__SET EXERCISE__
Write the material out again in full, word for word. Do not include the pictures.

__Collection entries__

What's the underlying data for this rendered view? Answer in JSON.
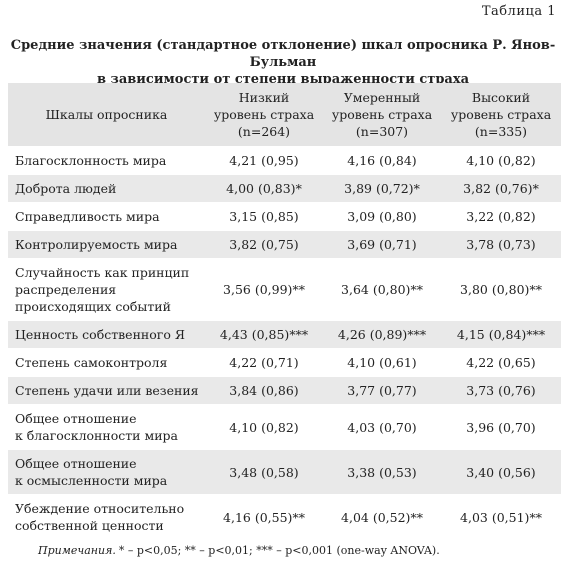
{
  "caption": "Таблица 1",
  "title": [
    "Средние значения (стандартное отклонение) шкал опросника Р. Янов-Бульман",
    "в зависимости от степени выраженности страха"
  ],
  "table": {
    "header": [
      [
        "Шкалы опросника"
      ],
      [
        "Низкий",
        "уровень страха",
        "(n=264)"
      ],
      [
        "Умеренный",
        "уровень страха",
        "(n=307)"
      ],
      [
        "Высокий",
        "уровень страха",
        "(n=335)"
      ]
    ],
    "rows": [
      [
        [
          "Благосклонность мира"
        ],
        [
          "4,21 (0,95)"
        ],
        [
          "4,16 (0,84)"
        ],
        [
          "4,10 (0,82)"
        ]
      ],
      [
        [
          "Доброта людей"
        ],
        [
          "4,00 (0,83)*"
        ],
        [
          "3,89 (0,72)*"
        ],
        [
          "3,82 (0,76)*"
        ]
      ],
      [
        [
          "Справедливость мира"
        ],
        [
          "3,15 (0,85)"
        ],
        [
          "3,09 (0,80)"
        ],
        [
          "3,22 (0,82)"
        ]
      ],
      [
        [
          "Контролируемость мира"
        ],
        [
          "3,82 (0,75)"
        ],
        [
          "3,69 (0,71)"
        ],
        [
          "3,78 (0,73)"
        ]
      ],
      [
        [
          "Случайность как принцип",
          "распределения",
          "происходящих событий"
        ],
        [
          "3,56 (0,99)**"
        ],
        [
          "3,64 (0,80)**"
        ],
        [
          "3,80 (0,80)**"
        ]
      ],
      [
        [
          "Ценность собственного Я"
        ],
        [
          "4,43 (0,85)***"
        ],
        [
          "4,26 (0,89)***"
        ],
        [
          "4,15 (0,84)***"
        ]
      ],
      [
        [
          "Степень самоконтроля"
        ],
        [
          "4,22 (0,71)"
        ],
        [
          "4,10 (0,61)"
        ],
        [
          "4,22 (0,65)"
        ]
      ],
      [
        [
          "Степень удачи или везения"
        ],
        [
          "3,84 (0,86)"
        ],
        [
          "3,77 (0,77)"
        ],
        [
          "3,73 (0,76)"
        ]
      ],
      [
        [
          "Общее отношение",
          "к благосклонности мира"
        ],
        [
          "4,10 (0,82)"
        ],
        [
          "4,03 (0,70)"
        ],
        [
          "3,96 (0,70)"
        ]
      ],
      [
        [
          "Общее отношение",
          "к осмысленности мира"
        ],
        [
          "3,48 (0,58)"
        ],
        [
          "3,38 (0,53)"
        ],
        [
          "3,40 (0,56)"
        ]
      ],
      [
        [
          "Убеждение относительно",
          "собственной ценности"
        ],
        [
          "4,16 (0,55)**"
        ],
        [
          "4,04 (0,52)**"
        ],
        [
          "4,03 (0,51)**"
        ]
      ]
    ]
  },
  "note": {
    "label": "Примечания.",
    "text": "* – p<0,05; ** – p<0,01; *** – p<0,001 (one-way ANOVA)."
  }
}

__TASK OUTPUT__
What's the underlying data for this rendered view? Answer in JSON.
{
  "caption": "Таблица 1",
  "title": [
    "Средние значения (стандартное отклонение) шкал опросника Р. Янов-Бульман",
    "в зависимости от степени выраженности страха"
  ],
  "table": {
    "header": [
      [
        "Шкалы опросника"
      ],
      [
        "Низкий",
        "уровень страха",
        "(n=264)"
      ],
      [
        "Умеренный",
        "уровень страха",
        "(n=307)"
      ],
      [
        "Высокий",
        "уровень страха",
        "(n=335)"
      ]
    ],
    "rows": [
      [
        [
          "Благосклонность мира"
        ],
        [
          "4,21 (0,95)"
        ],
        [
          "4,16 (0,84)"
        ],
        [
          "4,10 (0,82)"
        ]
      ],
      [
        [
          "Доброта людей"
        ],
        [
          "4,00 (0,83)*"
        ],
        [
          "3,89 (0,72)*"
        ],
        [
          "3,82 (0,76)*"
        ]
      ],
      [
        [
          "Справедливость мира"
        ],
        [
          "3,15 (0,85)"
        ],
        [
          "3,09 (0,80)"
        ],
        [
          "3,22 (0,82)"
        ]
      ],
      [
        [
          "Контролируемость мира"
        ],
        [
          "3,82 (0,75)"
        ],
        [
          "3,69 (0,71)"
        ],
        [
          "3,78 (0,73)"
        ]
      ],
      [
        [
          "Случайность как принцип",
          "распределения",
          "происходящих событий"
        ],
        [
          "3,56 (0,99)**"
        ],
        [
          "3,64 (0,80)**"
        ],
        [
          "3,80 (0,80)**"
        ]
      ],
      [
        [
          "Ценность собственного Я"
        ],
        [
          "4,43 (0,85)***"
        ],
        [
          "4,26 (0,89)***"
        ],
        [
          "4,15 (0,84)***"
        ]
      ],
      [
        [
          "Степень самоконтроля"
        ],
        [
          "4,22 (0,71)"
        ],
        [
          "4,10 (0,61)"
        ],
        [
          "4,22 (0,65)"
        ]
      ],
      [
        [
          "Степень удачи или везения"
        ],
        [
          "3,84 (0,86)"
        ],
        [
          "3,77 (0,77)"
        ],
        [
          "3,73 (0,76)"
        ]
      ],
      [
        [
          "Общее отношение",
          "к благосклонности мира"
        ],
        [
          "4,10 (0,82)"
        ],
        [
          "4,03 (0,70)"
        ],
        [
          "3,96 (0,70)"
        ]
      ],
      [
        [
          "Общее отношение",
          "к осмысленности мира"
        ],
        [
          "3,48 (0,58)"
        ],
        [
          "3,38 (0,53)"
        ],
        [
          "3,40 (0,56)"
        ]
      ],
      [
        [
          "Убеждение относительно",
          "собственной ценности"
        ],
        [
          "4,16 (0,55)**"
        ],
        [
          "4,04 (0,52)**"
        ],
        [
          "4,03 (0,51)**"
        ]
      ]
    ]
  },
  "note": {
    "label": "Примечания.",
    "text": "* – p<0,05; ** – p<0,01; *** – p<0,001 (one-way ANOVA)."
  }
}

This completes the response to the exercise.